+++ Data for processing

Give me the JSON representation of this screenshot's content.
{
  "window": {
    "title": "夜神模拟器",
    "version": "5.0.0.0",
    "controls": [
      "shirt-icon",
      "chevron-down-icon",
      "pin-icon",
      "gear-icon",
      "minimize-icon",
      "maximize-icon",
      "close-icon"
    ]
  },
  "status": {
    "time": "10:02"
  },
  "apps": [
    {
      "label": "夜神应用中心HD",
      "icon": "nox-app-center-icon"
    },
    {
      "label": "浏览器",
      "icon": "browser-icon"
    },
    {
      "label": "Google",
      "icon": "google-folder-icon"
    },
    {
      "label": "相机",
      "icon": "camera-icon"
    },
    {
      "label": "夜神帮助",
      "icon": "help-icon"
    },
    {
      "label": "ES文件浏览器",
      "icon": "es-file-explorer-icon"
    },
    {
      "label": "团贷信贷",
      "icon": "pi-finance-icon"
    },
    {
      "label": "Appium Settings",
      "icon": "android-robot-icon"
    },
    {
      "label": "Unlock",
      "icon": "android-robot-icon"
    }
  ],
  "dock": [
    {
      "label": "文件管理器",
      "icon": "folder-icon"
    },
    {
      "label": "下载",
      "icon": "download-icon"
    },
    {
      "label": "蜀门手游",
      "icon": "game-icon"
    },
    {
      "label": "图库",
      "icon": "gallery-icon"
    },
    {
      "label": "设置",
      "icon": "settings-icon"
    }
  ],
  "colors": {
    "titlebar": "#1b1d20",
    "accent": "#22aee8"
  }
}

++++++

• _Requirement_:
Each entry above is to be set down again in exactly the same words.

• _Written answer_:
Give me the JSON representation of this screenshot's content.
{
  "window": {
    "title": "夜神模拟器",
    "version": "5.0.0.0",
    "controls": [
      "shirt-icon",
      "chevron-down-icon",
      "pin-icon",
      "gear-icon",
      "minimize-icon",
      "maximize-icon",
      "close-icon"
    ]
  },
  "status": {
    "time": "10:02"
  },
  "apps": [
    {
      "label": "夜神应用中心HD",
      "icon": "nox-app-center-icon"
    },
    {
      "label": "浏览器",
      "icon": "browser-icon"
    },
    {
      "label": "Google",
      "icon": "google-folder-icon"
    },
    {
      "label": "相机",
      "icon": "camera-icon"
    },
    {
      "label": "夜神帮助",
      "icon": "help-icon"
    },
    {
      "label": "ES文件浏览器",
      "icon": "es-file-explorer-icon"
    },
    {
      "label": "团贷信贷",
      "icon": "pi-finance-icon"
    },
    {
      "label": "Appium Settings",
      "icon": "android-robot-icon"
    },
    {
      "label": "Unlock",
      "icon": "android-robot-icon"
    }
  ],
  "dock": [
    {
      "label": "文件管理器",
      "icon": "folder-icon"
    },
    {
      "label": "下载",
      "icon": "download-icon"
    },
    {
      "label": "蜀门手游",
      "icon": "game-icon"
    },
    {
      "label": "图库",
      "icon": "gallery-icon"
    },
    {
      "label": "设置",
      "icon": "settings-icon"
    }
  ],
  "colors": {
    "titlebar": "#1b1d20",
    "accent": "#22aee8"
  }
}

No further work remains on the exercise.